• [Task description]: Give the number of lines in the entries that contain "color". State only the count.

• [Stored data]:
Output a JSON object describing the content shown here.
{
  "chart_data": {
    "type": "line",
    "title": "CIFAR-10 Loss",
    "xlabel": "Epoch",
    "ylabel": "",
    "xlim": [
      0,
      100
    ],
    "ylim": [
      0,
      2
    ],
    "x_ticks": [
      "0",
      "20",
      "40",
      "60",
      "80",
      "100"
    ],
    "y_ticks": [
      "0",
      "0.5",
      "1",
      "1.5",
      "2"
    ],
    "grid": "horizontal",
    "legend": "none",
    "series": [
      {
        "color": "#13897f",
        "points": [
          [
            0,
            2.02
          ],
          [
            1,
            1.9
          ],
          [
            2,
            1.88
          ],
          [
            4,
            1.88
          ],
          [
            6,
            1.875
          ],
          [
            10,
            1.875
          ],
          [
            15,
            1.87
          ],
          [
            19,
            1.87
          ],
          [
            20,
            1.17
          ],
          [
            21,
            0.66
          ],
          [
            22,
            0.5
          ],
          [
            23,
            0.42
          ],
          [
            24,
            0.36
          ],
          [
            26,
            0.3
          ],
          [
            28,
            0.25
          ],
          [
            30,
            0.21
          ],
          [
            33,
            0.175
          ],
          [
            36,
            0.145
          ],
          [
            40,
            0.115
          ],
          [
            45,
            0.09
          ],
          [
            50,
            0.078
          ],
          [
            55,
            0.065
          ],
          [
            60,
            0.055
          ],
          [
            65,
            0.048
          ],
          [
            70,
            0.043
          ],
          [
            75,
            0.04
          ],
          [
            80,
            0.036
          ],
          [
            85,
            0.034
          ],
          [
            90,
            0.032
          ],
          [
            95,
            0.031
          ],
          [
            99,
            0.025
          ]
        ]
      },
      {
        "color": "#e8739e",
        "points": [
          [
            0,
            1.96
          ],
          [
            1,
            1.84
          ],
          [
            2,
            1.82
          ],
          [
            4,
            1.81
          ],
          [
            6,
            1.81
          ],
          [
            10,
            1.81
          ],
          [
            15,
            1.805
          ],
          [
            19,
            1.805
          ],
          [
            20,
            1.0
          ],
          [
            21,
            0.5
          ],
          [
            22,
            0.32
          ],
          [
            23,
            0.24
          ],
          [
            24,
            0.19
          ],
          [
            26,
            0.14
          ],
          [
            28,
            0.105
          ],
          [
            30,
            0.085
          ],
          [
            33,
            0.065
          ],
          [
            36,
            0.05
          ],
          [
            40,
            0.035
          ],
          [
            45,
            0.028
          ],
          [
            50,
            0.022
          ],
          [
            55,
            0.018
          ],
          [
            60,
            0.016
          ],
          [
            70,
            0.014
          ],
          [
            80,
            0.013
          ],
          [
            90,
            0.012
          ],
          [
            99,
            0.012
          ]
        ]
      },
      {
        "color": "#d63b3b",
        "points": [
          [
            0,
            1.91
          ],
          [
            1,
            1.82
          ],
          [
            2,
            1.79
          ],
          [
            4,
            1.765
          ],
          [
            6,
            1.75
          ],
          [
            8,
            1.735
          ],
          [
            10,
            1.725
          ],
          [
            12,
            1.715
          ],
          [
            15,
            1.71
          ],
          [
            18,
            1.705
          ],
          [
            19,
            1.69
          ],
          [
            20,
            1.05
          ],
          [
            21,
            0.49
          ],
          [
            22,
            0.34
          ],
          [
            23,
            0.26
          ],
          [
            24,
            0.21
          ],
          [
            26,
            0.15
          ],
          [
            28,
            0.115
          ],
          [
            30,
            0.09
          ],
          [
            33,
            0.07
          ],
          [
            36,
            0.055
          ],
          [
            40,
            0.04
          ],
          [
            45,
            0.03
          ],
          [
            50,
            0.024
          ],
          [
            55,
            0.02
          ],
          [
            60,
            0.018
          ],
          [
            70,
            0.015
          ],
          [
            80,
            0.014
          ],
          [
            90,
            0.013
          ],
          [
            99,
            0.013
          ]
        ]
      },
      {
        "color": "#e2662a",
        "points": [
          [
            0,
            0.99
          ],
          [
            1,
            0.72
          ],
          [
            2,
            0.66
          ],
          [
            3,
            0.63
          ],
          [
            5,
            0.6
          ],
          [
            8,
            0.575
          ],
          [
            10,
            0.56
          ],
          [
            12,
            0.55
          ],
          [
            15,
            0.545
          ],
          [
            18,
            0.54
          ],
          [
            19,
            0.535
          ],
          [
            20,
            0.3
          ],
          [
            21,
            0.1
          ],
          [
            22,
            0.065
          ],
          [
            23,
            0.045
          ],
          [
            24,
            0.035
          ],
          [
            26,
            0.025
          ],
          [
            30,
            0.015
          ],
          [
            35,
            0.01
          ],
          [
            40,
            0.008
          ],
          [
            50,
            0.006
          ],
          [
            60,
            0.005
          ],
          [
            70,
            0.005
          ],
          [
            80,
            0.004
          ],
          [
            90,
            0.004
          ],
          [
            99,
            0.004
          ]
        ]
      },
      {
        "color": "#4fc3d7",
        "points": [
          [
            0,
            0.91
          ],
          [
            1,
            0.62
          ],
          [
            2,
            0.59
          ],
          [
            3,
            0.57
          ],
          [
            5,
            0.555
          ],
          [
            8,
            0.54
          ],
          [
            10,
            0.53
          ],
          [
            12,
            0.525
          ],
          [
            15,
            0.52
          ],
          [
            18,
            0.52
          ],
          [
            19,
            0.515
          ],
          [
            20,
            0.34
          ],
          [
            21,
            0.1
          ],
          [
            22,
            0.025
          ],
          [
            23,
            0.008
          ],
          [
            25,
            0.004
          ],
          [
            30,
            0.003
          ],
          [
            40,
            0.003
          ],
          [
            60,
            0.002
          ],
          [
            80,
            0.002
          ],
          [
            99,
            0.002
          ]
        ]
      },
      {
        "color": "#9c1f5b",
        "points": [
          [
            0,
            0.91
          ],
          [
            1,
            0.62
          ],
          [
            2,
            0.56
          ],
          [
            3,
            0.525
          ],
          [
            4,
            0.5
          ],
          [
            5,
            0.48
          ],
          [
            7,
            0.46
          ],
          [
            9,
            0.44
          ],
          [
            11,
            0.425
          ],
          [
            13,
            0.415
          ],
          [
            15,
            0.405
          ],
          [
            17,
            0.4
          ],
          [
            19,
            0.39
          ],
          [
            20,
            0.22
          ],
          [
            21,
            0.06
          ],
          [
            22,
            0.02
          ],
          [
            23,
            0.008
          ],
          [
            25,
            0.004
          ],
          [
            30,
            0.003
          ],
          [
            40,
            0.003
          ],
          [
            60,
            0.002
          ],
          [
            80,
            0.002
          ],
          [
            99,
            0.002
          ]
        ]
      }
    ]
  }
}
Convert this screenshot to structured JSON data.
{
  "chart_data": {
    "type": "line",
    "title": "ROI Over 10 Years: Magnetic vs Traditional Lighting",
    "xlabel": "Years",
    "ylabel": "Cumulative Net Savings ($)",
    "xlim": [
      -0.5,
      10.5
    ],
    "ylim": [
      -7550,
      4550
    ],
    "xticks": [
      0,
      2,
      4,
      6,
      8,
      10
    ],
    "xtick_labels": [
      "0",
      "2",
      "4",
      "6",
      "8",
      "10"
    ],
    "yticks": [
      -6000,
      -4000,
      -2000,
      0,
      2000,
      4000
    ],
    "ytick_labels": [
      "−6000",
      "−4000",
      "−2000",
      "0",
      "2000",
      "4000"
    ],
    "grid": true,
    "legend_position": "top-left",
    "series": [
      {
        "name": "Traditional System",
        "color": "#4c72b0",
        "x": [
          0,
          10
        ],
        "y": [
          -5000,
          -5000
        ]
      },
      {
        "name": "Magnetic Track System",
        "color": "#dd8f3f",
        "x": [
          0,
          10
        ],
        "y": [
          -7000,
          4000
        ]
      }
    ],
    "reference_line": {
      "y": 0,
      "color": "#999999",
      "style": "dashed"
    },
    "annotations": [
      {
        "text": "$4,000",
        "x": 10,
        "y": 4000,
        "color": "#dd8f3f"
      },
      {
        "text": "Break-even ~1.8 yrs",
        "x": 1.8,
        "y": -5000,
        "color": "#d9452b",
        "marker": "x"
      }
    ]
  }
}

• [Task response]: 11